*Given request*.
Copy whichever lines contain the string "haben".

*Data shown*.
• • • •
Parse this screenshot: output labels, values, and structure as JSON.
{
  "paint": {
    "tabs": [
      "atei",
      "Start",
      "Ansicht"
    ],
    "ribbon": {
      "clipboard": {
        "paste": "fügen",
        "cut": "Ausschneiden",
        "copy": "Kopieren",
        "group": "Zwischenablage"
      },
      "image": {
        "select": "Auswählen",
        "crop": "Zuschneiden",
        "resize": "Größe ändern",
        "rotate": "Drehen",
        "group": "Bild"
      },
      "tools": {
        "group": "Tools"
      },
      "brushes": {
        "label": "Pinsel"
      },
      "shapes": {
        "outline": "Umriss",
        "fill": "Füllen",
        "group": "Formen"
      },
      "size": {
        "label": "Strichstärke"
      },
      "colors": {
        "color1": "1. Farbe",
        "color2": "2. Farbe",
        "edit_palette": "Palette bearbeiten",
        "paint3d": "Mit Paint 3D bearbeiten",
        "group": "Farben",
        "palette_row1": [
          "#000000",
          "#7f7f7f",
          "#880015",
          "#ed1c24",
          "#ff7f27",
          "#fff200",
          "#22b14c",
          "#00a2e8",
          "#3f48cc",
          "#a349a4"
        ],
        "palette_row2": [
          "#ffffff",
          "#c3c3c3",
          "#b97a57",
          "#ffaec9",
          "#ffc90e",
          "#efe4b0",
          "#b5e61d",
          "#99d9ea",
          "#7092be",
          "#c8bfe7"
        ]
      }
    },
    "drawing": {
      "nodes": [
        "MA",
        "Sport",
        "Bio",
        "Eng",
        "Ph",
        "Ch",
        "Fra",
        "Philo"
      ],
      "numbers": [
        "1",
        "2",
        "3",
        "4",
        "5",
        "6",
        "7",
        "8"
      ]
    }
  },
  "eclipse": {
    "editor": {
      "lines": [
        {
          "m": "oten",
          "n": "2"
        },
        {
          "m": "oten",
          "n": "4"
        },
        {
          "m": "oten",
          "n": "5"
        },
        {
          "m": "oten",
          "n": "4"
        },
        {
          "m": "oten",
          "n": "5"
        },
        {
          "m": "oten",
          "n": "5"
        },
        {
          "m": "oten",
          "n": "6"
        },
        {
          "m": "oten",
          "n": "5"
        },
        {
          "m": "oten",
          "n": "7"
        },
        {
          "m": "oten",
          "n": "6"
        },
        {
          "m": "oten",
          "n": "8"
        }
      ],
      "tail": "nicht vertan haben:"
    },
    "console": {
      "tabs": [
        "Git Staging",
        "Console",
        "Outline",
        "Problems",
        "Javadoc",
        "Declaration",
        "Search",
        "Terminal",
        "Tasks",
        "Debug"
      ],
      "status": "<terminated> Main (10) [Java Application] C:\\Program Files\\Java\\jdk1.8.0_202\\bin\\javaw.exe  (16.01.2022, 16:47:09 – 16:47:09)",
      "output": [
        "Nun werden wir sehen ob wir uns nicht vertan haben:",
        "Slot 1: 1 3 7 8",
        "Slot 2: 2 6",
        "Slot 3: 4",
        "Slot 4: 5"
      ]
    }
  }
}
• • • •
*The solution*.
      "tail": "nicht vertan haben:"
        "Nun werden wir sehen ob wir uns nicht vertan haben:",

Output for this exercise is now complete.